- _Set problem_: Return each line of the records with nothing changed, pictures excepted.
** start of Input **
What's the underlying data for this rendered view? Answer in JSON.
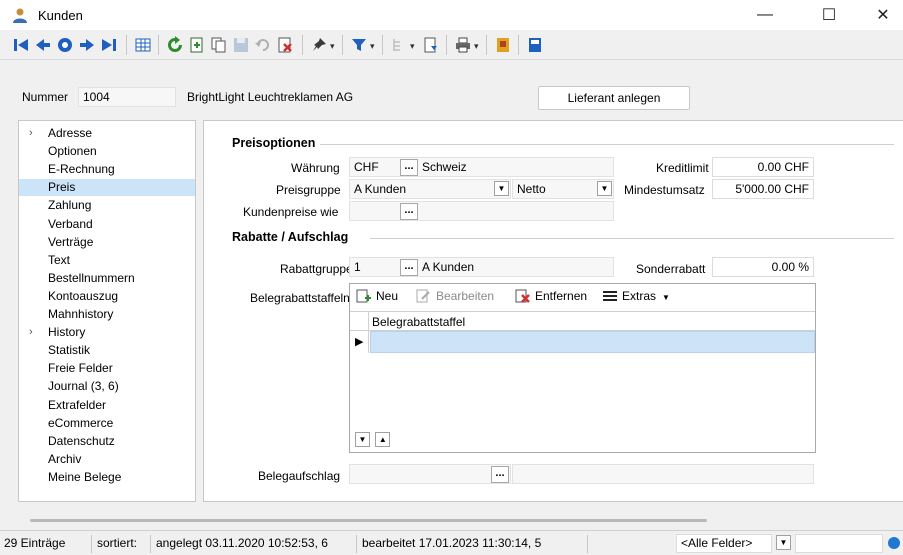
{
  "window": {
    "title": "Kunden",
    "minimize": "—",
    "maximize": "☐",
    "close": "✕"
  },
  "header": {
    "nummer_label": "Nummer",
    "nummer_value": "1004",
    "name_value": "BrightLight Leuchtreklamen AG",
    "lieferant_button": "Lieferant anlegen"
  },
  "sidebar": {
    "items": [
      {
        "label": "Adresse",
        "expandable": true
      },
      {
        "label": "Optionen"
      },
      {
        "label": "E-Rechnung"
      },
      {
        "label": "Preis",
        "selected": true
      },
      {
        "label": "Zahlung"
      },
      {
        "label": "Verband"
      },
      {
        "label": "Verträge"
      },
      {
        "label": "Text"
      },
      {
        "label": "Bestellnummern"
      },
      {
        "label": "Kontoauszug"
      },
      {
        "label": "Mahnhistory"
      },
      {
        "label": "History",
        "expandable": true
      },
      {
        "label": "Statistik"
      },
      {
        "label": "Freie Felder"
      },
      {
        "label": "Journal (3, 6)"
      },
      {
        "label": "Extrafelder"
      },
      {
        "label": "eCommerce"
      },
      {
        "label": "Datenschutz"
      },
      {
        "label": "Archiv"
      },
      {
        "label": "Meine Belege"
      }
    ]
  },
  "preisoptionen": {
    "title": "Preisoptionen",
    "waehrung_label": "Währung",
    "waehrung_value": "CHF",
    "waehrung_name": "Schweiz",
    "preisgruppe_label": "Preisgruppe",
    "preisgruppe_value": "A Kunden",
    "netto_value": "Netto",
    "kundenpreise_label": "Kundenpreise wie",
    "kreditlimit_label": "Kreditlimit",
    "kreditlimit_value": "0.00 CHF",
    "mindestumsatz_label": "Mindestumsatz",
    "mindestumsatz_value": "5'000.00 CHF"
  },
  "rabatte": {
    "title": "Rabatte / Aufschlag",
    "rabattgruppe_label": "Rabattgruppe",
    "rabattgruppe_value": "1",
    "rabattgruppe_name": "A Kunden",
    "sonderrabatt_label": "Sonderrabatt",
    "sonderrabatt_value": "0.00 %",
    "belegrabatt_label": "Belegrabattstaffeln",
    "belegaufschlag_label": "Belegaufschlag",
    "dots": "..."
  },
  "grid": {
    "neu": "Neu",
    "bearbeiten": "Bearbeiten",
    "entfernen": "Entfernen",
    "extras": "Extras",
    "column_header": "Belegrabattstaffel",
    "row_marker": "▶"
  },
  "status": {
    "count": "29 Einträge",
    "sortiert": "sortiert:",
    "angelegt": "angelegt 03.11.2020 10:52:53,  6",
    "bearbeitet": "bearbeitet 17.01.2023 11:30:14,  5",
    "felder": "<Alle Felder>"
  },
  "colors": {
    "accent_blue": "#1f5fbf",
    "selection": "#cce4f7",
    "row_selection": "#cde3f8",
    "green": "#2e8b2e",
    "red": "#d03030"
  }
}
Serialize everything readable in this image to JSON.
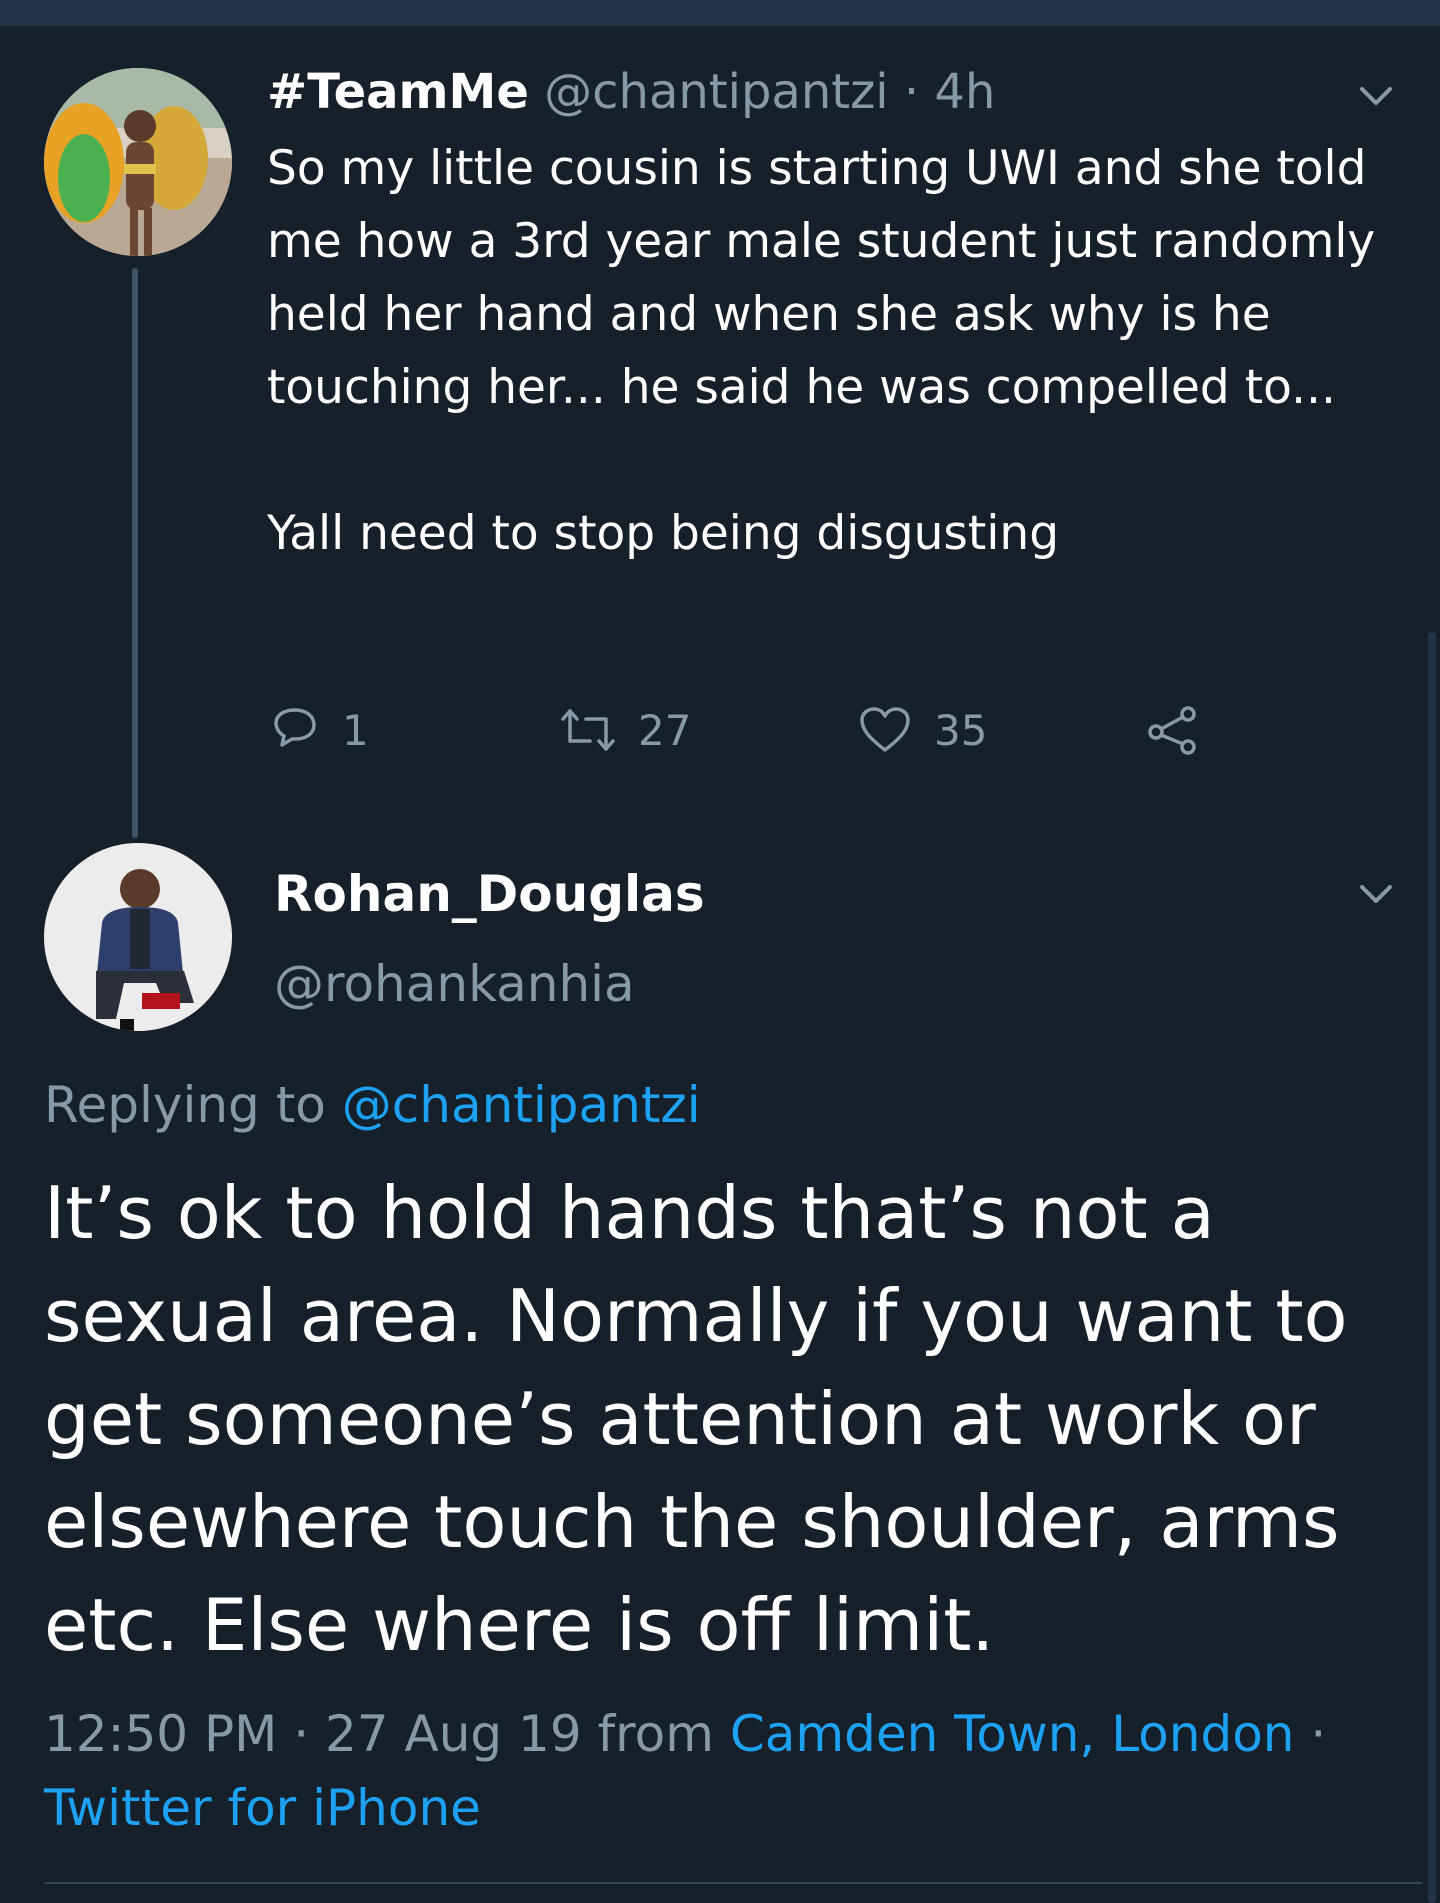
{
  "tweet1": {
    "display_name": "#TeamMe",
    "handle": "@chantipantzi",
    "separator": "·",
    "time": "4h",
    "body_lines": [
      "So my little cousin is starting UWI and she told me how a 3rd year male student just randomly held her hand and when she ask why is he touching her... he said he was compelled to...",
      "Yall need to stop being disgusting"
    ],
    "actions": {
      "reply_count": "1",
      "retweet_count": "27",
      "like_count": "35"
    }
  },
  "tweet2": {
    "display_name": "Rohan_Douglas",
    "handle": "@rohankanhia",
    "replying_prefix": "Replying to",
    "replying_to": "@chantipantzi",
    "body": "It’s ok to hold hands that’s not a sexual area. Normally if you want to get someone’s attention at work or elsewhere touch the shoulder, arms etc. Else where is off limit.",
    "meta": {
      "time": "12:50 PM",
      "sep1": "·",
      "date": "27 Aug 19",
      "from_word": "from",
      "location": "Camden Town, London",
      "sep2": "·",
      "source": "Twitter for iPhone"
    }
  },
  "icons": {
    "tweet1_avatar": "avatar-photo-carnival",
    "tweet2_avatar": "avatar-photo-man-suit",
    "menu": "chevron-down-icon",
    "reply": "reply-icon",
    "retweet": "retweet-icon",
    "like": "heart-icon",
    "share": "share-icon"
  },
  "colors": {
    "background": "#15202b",
    "secondary_text": "#8899a6",
    "link": "#1da1f2",
    "thread_line": "#3d5466"
  }
}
** end of Input **
- _The solution_:
What's the underlying data for this rendered view? Answer in JSON.
{
  "window": {
    "title": "Kunden",
    "minimize": "—",
    "maximize": "☐",
    "close": "✕"
  },
  "header": {
    "nummer_label": "Nummer",
    "nummer_value": "1004",
    "name_value": "BrightLight Leuchtreklamen AG",
    "lieferant_button": "Lieferant anlegen"
  },
  "sidebar": {
    "items": [
      {
        "label": "Adresse",
        "expandable": true
      },
      {
        "label": "Optionen"
      },
      {
        "label": "E-Rechnung"
      },
      {
        "label": "Preis",
        "selected": true
      },
      {
        "label": "Zahlung"
      },
      {
        "label": "Verband"
      },
      {
        "label": "Verträge"
      },
      {
        "label": "Text"
      },
      {
        "label": "Bestellnummern"
      },
      {
        "label": "Kontoauszug"
      },
      {
        "label": "Mahnhistory"
      },
      {
        "label": "History",
        "expandable": true
      },
      {
        "label": "Statistik"
      },
      {
        "label": "Freie Felder"
      },
      {
        "label": "Journal (3, 6)"
      },
      {
        "label": "Extrafelder"
      },
      {
        "label": "eCommerce"
      },
      {
        "label": "Datenschutz"
      },
      {
        "label": "Archiv"
      },
      {
        "label": "Meine Belege"
      }
    ]
  },
  "preisoptionen": {
    "title": "Preisoptionen",
    "waehrung_label": "Währung",
    "waehrung_value": "CHF",
    "waehrung_name": "Schweiz",
    "preisgruppe_label": "Preisgruppe",
    "preisgruppe_value": "A Kunden",
    "netto_value": "Netto",
    "kundenpreise_label": "Kundenpreise wie",
    "kreditlimit_label": "Kreditlimit",
    "kreditlimit_value": "0.00 CHF",
    "mindestumsatz_label": "Mindestumsatz",
    "mindestumsatz_value": "5'000.00 CHF"
  },
  "rabatte": {
    "title": "Rabatte / Aufschlag",
    "rabattgruppe_label": "Rabattgruppe",
    "rabattgruppe_value": "1",
    "rabattgruppe_name": "A Kunden",
    "sonderrabatt_label": "Sonderrabatt",
    "sonderrabatt_value": "0.00 %",
    "belegrabatt_label": "Belegrabattstaffeln",
    "belegaufschlag_label": "Belegaufschlag",
    "dots": "..."
  },
  "grid": {
    "neu": "Neu",
    "bearbeiten": "Bearbeiten",
    "entfernen": "Entfernen",
    "extras": "Extras",
    "column_header": "Belegrabattstaffel",
    "row_marker": "▶"
  },
  "status": {
    "count": "29 Einträge",
    "sortiert": "sortiert:",
    "angelegt": "angelegt 03.11.2020 10:52:53,  6",
    "bearbeitet": "bearbeitet 17.01.2023 11:30:14,  5",
    "felder": "<Alle Felder>"
  },
  "colors": {
    "accent_blue": "#1f5fbf",
    "selection": "#cce4f7",
    "row_selection": "#cde3f8",
    "green": "#2e8b2e",
    "red": "#d03030"
  }
}
Serialize everything readable in this image to JSON.
{
  "tweet1": {
    "display_name": "#TeamMe",
    "handle": "@chantipantzi",
    "separator": "·",
    "time": "4h",
    "body_lines": [
      "So my little cousin is starting UWI and she told me how a 3rd year male student just randomly held her hand and when she ask why is he touching her... he said he was compelled to...",
      "Yall need to stop being disgusting"
    ],
    "actions": {
      "reply_count": "1",
      "retweet_count": "27",
      "like_count": "35"
    }
  },
  "tweet2": {
    "display_name": "Rohan_Douglas",
    "handle": "@rohankanhia",
    "replying_prefix": "Replying to",
    "replying_to": "@chantipantzi",
    "body": "It’s ok to hold hands that’s not a sexual area. Normally if you want to get someone’s attention at work or elsewhere touch the shoulder, arms etc. Else where is off limit.",
    "meta": {
      "time": "12:50 PM",
      "sep1": "·",
      "date": "27 Aug 19",
      "from_word": "from",
      "location": "Camden Town, London",
      "sep2": "·",
      "source": "Twitter for iPhone"
    }
  },
  "icons": {
    "tweet1_avatar": "avatar-photo-carnival",
    "tweet2_avatar": "avatar-photo-man-suit",
    "menu": "chevron-down-icon",
    "reply": "reply-icon",
    "retweet": "retweet-icon",
    "like": "heart-icon",
    "share": "share-icon"
  },
  "colors": {
    "background": "#15202b",
    "secondary_text": "#8899a6",
    "link": "#1da1f2",
    "thread_line": "#3d5466"
  }
}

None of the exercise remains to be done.